In This Together – Sexuality and Relationships

In This Together – Sexuality and Relationships

I know you will all be aware of the many recent conversations around consent, sexual harassment and abuse, and respectful relationships and conduct between young men and women. Schools have a part to play in making this world a safer and more secure place for our young women. And parents have an even more significant role to play – as the first and continuing educators of their children, having primary responsibility for bringing up their children and instilling values, beliefs and good conduct. But of course, this will all work best when schools and parents share the responsibility, taking complementary roles to ensure that our young people are supported and guided as they grow to adulthood.

In the spirit of working together, I thought I would pen some thoughts about the range of topics you, as parents of school-aged children, might consider talking about with your daughter. The list isn’t definitive, comprehensive, or absolute! You might agree with some of this, and not other parts. They are random observations and insights, conversation starters and ideas rather than the end point or a check list to be marked off. I know that every family at SCEGGS will have their own unique set of values and principles about what they want for their daughter, and that is what we value at SCEGGS so much. So take some of the ideas which follow, and pass over others. I write this in the spirit of being helpful and starting some conversations too. As always, please do contact me if there is anything here you would like to discuss, things you disagree with, or if you just would like a chat!

- **SUPPLIED RECORDS**:

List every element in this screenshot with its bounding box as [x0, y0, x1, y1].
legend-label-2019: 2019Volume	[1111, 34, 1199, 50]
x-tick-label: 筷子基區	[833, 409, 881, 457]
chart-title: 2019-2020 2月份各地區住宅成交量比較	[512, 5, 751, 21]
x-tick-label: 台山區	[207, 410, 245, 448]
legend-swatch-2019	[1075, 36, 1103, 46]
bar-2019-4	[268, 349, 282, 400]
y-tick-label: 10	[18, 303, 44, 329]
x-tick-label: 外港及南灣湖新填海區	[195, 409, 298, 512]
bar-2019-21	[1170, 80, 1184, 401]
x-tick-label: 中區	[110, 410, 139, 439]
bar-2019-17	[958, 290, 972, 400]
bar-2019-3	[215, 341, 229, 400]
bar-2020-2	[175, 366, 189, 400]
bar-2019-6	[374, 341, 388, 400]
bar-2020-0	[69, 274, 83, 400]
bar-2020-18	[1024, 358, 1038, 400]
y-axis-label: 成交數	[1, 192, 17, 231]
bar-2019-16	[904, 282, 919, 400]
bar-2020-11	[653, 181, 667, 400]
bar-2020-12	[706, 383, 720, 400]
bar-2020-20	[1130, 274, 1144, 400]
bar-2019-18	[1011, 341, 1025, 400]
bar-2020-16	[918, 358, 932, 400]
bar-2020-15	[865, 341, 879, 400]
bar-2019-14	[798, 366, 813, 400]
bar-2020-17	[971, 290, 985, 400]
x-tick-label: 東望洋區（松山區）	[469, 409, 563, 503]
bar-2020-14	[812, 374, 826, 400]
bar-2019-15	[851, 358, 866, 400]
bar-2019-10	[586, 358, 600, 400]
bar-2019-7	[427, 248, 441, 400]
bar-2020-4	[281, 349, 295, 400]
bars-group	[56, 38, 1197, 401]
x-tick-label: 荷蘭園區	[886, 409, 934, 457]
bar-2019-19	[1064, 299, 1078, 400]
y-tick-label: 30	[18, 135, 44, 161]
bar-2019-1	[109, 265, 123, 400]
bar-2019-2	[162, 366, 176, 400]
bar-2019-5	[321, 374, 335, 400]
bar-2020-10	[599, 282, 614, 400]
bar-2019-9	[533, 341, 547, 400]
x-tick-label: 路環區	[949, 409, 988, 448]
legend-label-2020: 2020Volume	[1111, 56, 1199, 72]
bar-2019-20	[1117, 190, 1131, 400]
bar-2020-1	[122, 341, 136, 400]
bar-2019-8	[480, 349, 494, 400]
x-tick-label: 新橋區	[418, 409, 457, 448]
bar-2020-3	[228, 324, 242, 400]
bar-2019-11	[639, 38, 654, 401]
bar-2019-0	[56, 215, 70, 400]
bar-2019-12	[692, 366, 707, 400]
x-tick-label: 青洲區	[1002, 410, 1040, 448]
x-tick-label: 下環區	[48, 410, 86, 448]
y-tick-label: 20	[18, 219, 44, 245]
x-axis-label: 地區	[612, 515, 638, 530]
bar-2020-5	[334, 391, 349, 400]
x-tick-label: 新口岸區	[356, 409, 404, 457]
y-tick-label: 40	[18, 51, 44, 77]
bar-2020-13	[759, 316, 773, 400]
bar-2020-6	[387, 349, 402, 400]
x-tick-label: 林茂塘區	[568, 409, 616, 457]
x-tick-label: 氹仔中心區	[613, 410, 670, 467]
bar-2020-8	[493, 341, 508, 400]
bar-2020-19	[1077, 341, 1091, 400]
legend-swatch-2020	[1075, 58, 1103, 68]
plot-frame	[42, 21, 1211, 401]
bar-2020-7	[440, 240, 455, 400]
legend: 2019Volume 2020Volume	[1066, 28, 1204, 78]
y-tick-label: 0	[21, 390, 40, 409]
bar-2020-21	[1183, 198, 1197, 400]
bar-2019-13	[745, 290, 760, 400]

- **STATED GOAL**:
From the piece on sexuality and relationships, return the passage starting with "In the spirit of working" and going on through "like a chat!", copied word for word.

- **RESULT**:
In the spirit of working together, I thought I would pen some thoughts about the range of topics you, as parents of school-aged children, might consider talking about with your daughter. The list isn’t definitive, comprehensive, or absolute! You might agree with some of this, and not other parts. They are random observations and insights, conversation starters and ideas rather than the end point or a check list to be marked off. I know that every family at SCEGGS will have their own unique set of values and principles about what they want for their daughter, and that is what we value at SCEGGS so much. So take some of the ideas which follow, and pass over others. I write this in the spirit of being helpful and starting some conversations too. As always, please do contact me if there is anything here you would like to discuss, things you disagree with, or if you just would like a chat!